Could you write out the records below exactly as they appear, leaving out any pictures?

>> Start Task input

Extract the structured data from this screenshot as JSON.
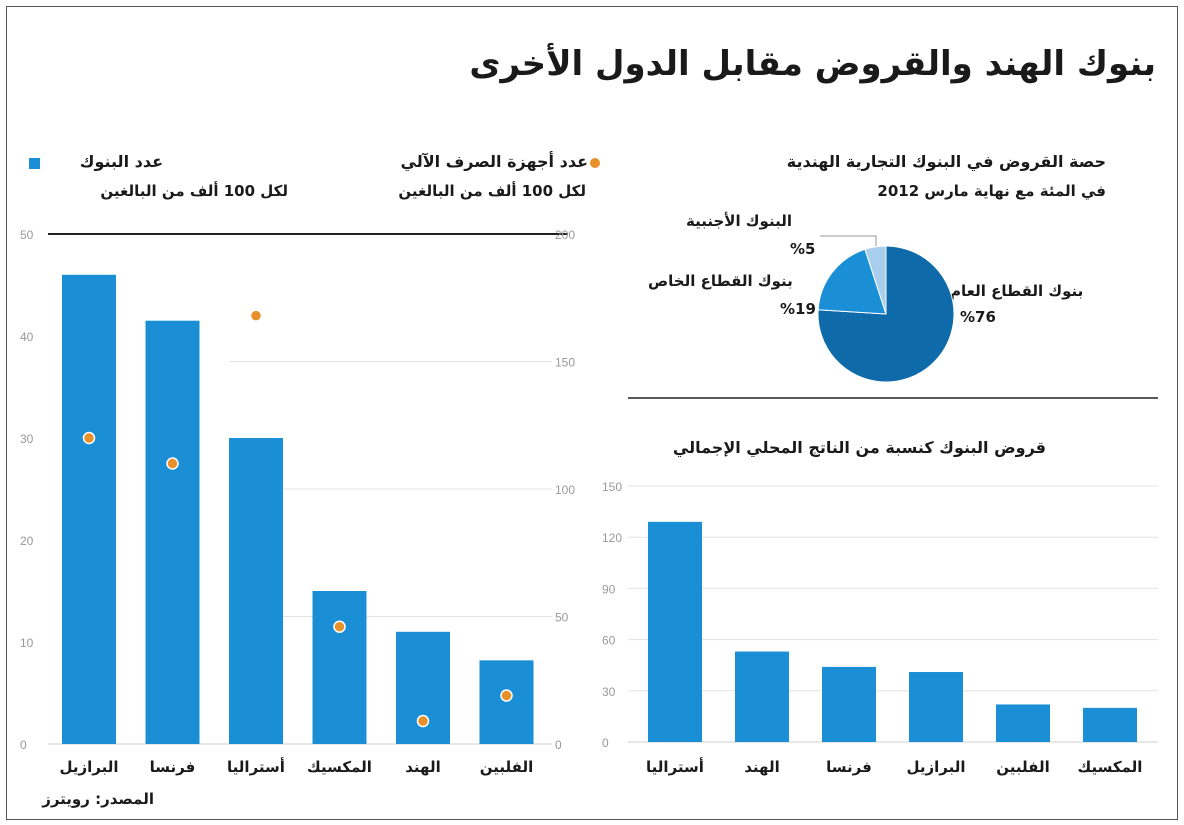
{
  "title": "بنوك الهند والقروض مقابل الدول الأخرى",
  "source": "المصدر: رويترز",
  "chart_data": [
    {
      "type": "bar",
      "categories": [
        "البرازيل",
        "فرنسا",
        "أستراليا",
        "المكسيك",
        "الهند",
        "الفلبين"
      ],
      "series": [
        {
          "name": "عدد البنوك",
          "unit": "لكل 100 ألف من البالغين",
          "values": [
            46,
            41.5,
            30,
            15,
            11,
            8.2
          ],
          "color": "#1a8fd6"
        },
        {
          "name": "عدد أجهزة الصرف الآلي",
          "unit": "لكل 100 ألف من البالغين",
          "values": [
            120,
            110,
            168,
            46,
            9,
            19
          ],
          "color": "#e8902a"
        }
      ],
      "ylim_left": [
        0,
        50
      ],
      "yticks_left": [
        0,
        10,
        20,
        30,
        40,
        50
      ],
      "ylim_right": [
        0,
        200
      ],
      "yticks_right": [
        0,
        50,
        100,
        150,
        200
      ],
      "grid": true
    },
    {
      "type": "pie",
      "title": "حصة القروض في البنوك التجارية الهندية",
      "subtitle": "في المئة مع نهاية مارس 2012",
      "slices": [
        {
          "label": "بنوك القطاع العام",
          "value": 76,
          "value_label": "%76",
          "color": "#0e6aa8"
        },
        {
          "label": "بنوك القطاع الخاص",
          "value": 19,
          "value_label": "%19",
          "color": "#1a8fd6"
        },
        {
          "label": "البنوك الأجنبية",
          "value": 5,
          "value_label": "%5",
          "color": "#a9cdec"
        }
      ]
    },
    {
      "type": "bar",
      "title": "قروض البنوك كنسبة من الناتج المحلي الإجمالي",
      "categories": [
        "أستراليا",
        "الهند",
        "فرنسا",
        "البرازيل",
        "الفلبين",
        "المكسيك"
      ],
      "values": [
        129,
        53,
        44,
        41,
        22,
        20
      ],
      "color": "#1a8fd6",
      "ylim": [
        0,
        150
      ],
      "yticks": [
        0,
        30,
        60,
        90,
        120,
        150
      ],
      "grid": true
    }
  ]
}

>> End Task input

● **Output below**
Extract the structured data from this screenshot as JSON.
{
  "title": "بنوك الهند والقروض مقابل الدول الأخرى",
  "source": "المصدر: رويترز",
  "chart_data": [
    {
      "type": "bar",
      "categories": [
        "البرازيل",
        "فرنسا",
        "أستراليا",
        "المكسيك",
        "الهند",
        "الفلبين"
      ],
      "series": [
        {
          "name": "عدد البنوك",
          "unit": "لكل 100 ألف من البالغين",
          "values": [
            46,
            41.5,
            30,
            15,
            11,
            8.2
          ],
          "color": "#1a8fd6"
        },
        {
          "name": "عدد أجهزة الصرف الآلي",
          "unit": "لكل 100 ألف من البالغين",
          "values": [
            120,
            110,
            168,
            46,
            9,
            19
          ],
          "color": "#e8902a"
        }
      ],
      "ylim_left": [
        0,
        50
      ],
      "yticks_left": [
        0,
        10,
        20,
        30,
        40,
        50
      ],
      "ylim_right": [
        0,
        200
      ],
      "yticks_right": [
        0,
        50,
        100,
        150,
        200
      ],
      "grid": true
    },
    {
      "type": "pie",
      "title": "حصة القروض في البنوك التجارية الهندية",
      "subtitle": "في المئة مع نهاية مارس 2012",
      "slices": [
        {
          "label": "بنوك القطاع العام",
          "value": 76,
          "value_label": "%76",
          "color": "#0e6aa8"
        },
        {
          "label": "بنوك القطاع الخاص",
          "value": 19,
          "value_label": "%19",
          "color": "#1a8fd6"
        },
        {
          "label": "البنوك الأجنبية",
          "value": 5,
          "value_label": "%5",
          "color": "#a9cdec"
        }
      ]
    },
    {
      "type": "bar",
      "title": "قروض البنوك كنسبة من الناتج المحلي الإجمالي",
      "categories": [
        "أستراليا",
        "الهند",
        "فرنسا",
        "البرازيل",
        "الفلبين",
        "المكسيك"
      ],
      "values": [
        129,
        53,
        44,
        41,
        22,
        20
      ],
      "color": "#1a8fd6",
      "ylim": [
        0,
        150
      ],
      "yticks": [
        0,
        30,
        60,
        90,
        120,
        150
      ],
      "grid": true
    }
  ]
}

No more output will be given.